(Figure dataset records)
------------------------
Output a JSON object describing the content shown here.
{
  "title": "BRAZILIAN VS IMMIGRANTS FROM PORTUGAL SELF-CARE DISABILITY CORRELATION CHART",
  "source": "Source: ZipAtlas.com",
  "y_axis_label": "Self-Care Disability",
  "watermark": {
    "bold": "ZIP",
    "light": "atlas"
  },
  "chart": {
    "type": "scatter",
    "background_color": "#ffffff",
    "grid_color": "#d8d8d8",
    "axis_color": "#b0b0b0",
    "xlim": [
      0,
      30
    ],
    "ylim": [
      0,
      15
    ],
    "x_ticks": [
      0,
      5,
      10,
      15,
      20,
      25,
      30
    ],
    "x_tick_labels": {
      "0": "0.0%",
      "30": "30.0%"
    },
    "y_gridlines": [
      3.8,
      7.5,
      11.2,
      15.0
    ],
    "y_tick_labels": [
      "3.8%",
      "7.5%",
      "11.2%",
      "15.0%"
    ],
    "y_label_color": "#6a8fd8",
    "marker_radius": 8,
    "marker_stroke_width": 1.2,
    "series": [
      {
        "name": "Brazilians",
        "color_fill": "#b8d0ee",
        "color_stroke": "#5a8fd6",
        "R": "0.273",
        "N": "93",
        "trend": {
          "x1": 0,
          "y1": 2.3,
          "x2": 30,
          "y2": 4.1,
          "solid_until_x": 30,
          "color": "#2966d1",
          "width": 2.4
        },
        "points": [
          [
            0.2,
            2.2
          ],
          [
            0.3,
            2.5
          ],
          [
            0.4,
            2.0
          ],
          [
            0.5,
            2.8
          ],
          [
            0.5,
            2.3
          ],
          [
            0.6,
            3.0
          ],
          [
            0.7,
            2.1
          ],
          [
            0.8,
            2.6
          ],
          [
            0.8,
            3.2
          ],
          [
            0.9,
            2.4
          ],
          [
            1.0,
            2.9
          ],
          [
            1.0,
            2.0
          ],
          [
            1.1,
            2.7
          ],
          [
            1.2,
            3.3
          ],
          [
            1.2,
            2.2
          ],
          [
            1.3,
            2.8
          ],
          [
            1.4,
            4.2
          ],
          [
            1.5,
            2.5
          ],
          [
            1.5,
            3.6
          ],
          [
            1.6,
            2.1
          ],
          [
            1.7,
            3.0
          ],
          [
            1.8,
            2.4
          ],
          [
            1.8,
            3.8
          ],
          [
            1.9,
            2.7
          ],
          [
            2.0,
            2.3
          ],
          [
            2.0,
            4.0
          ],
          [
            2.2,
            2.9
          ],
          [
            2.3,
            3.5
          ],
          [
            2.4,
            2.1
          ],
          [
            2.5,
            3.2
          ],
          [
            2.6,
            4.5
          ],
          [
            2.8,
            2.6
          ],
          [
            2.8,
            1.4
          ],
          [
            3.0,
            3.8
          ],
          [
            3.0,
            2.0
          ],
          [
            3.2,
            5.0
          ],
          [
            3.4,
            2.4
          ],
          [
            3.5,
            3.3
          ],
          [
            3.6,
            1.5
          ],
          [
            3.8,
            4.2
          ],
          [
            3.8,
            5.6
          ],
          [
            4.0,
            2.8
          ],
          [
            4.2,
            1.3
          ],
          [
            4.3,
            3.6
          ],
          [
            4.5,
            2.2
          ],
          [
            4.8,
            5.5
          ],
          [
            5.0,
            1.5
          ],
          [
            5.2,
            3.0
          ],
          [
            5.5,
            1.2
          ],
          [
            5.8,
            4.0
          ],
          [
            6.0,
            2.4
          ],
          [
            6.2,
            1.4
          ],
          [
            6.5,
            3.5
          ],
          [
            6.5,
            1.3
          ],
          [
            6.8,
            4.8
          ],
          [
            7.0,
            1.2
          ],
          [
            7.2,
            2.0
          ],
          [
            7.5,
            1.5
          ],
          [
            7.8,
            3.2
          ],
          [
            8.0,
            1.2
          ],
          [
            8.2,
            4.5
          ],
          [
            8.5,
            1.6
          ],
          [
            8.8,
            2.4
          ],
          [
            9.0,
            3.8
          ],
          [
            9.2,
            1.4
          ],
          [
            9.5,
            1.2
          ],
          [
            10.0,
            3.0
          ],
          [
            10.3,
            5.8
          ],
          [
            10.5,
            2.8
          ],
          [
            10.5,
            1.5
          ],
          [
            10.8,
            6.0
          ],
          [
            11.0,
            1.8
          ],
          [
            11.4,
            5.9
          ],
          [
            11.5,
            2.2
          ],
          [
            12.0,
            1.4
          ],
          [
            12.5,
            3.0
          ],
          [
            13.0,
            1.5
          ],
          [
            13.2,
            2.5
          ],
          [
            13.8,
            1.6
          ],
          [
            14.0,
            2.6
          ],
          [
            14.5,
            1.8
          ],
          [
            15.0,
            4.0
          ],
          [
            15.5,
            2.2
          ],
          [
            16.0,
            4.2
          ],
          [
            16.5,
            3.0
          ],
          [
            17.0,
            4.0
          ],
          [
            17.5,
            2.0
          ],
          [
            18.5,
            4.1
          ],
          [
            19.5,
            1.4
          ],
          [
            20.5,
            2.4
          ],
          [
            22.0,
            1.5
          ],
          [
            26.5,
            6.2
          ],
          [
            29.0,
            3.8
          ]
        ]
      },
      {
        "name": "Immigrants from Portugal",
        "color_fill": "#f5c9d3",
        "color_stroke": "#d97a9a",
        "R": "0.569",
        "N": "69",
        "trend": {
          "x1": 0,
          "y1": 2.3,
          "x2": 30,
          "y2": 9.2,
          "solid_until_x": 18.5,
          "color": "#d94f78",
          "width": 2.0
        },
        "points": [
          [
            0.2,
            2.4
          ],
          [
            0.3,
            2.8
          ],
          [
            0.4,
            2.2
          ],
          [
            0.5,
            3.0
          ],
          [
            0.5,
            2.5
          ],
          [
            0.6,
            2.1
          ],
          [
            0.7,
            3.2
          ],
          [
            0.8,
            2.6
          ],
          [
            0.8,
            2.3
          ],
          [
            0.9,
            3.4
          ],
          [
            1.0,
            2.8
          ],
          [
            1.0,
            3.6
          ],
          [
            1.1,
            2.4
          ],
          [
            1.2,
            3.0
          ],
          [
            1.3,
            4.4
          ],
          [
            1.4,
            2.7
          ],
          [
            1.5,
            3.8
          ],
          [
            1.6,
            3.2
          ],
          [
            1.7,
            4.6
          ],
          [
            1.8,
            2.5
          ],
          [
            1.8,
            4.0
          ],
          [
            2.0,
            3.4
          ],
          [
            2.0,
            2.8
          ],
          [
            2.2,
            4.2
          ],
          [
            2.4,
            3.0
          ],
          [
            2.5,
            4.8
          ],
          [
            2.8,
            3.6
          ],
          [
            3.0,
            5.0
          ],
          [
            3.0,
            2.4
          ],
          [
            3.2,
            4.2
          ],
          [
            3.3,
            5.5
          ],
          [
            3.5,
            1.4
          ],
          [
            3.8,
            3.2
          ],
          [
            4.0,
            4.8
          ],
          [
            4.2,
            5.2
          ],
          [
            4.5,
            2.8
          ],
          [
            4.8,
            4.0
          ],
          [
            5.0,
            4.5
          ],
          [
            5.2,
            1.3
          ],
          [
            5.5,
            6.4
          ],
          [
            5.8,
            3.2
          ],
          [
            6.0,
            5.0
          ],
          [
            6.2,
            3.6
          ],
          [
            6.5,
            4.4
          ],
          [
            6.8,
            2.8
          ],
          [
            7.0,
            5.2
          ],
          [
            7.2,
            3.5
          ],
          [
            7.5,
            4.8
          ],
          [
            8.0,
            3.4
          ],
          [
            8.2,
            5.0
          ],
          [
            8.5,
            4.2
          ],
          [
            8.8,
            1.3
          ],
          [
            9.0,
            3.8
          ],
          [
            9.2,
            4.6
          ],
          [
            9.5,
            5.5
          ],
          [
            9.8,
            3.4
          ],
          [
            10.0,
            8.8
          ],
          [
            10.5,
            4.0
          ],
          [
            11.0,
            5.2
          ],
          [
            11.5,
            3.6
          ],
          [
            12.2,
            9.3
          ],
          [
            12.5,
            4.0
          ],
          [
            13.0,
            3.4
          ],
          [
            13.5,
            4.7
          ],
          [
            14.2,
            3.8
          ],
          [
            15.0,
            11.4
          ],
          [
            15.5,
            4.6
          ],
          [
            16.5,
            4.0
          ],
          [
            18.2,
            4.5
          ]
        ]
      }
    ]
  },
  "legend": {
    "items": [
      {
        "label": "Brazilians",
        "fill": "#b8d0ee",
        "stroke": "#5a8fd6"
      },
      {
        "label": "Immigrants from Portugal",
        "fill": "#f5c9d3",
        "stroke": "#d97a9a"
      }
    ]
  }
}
------------------------
- What you have to do: Scan the data for the word "name" and copy every line where it shows up.

- Answer to this task:
        "name": "Brazilians",
        "name": "Immigrants from Portugal",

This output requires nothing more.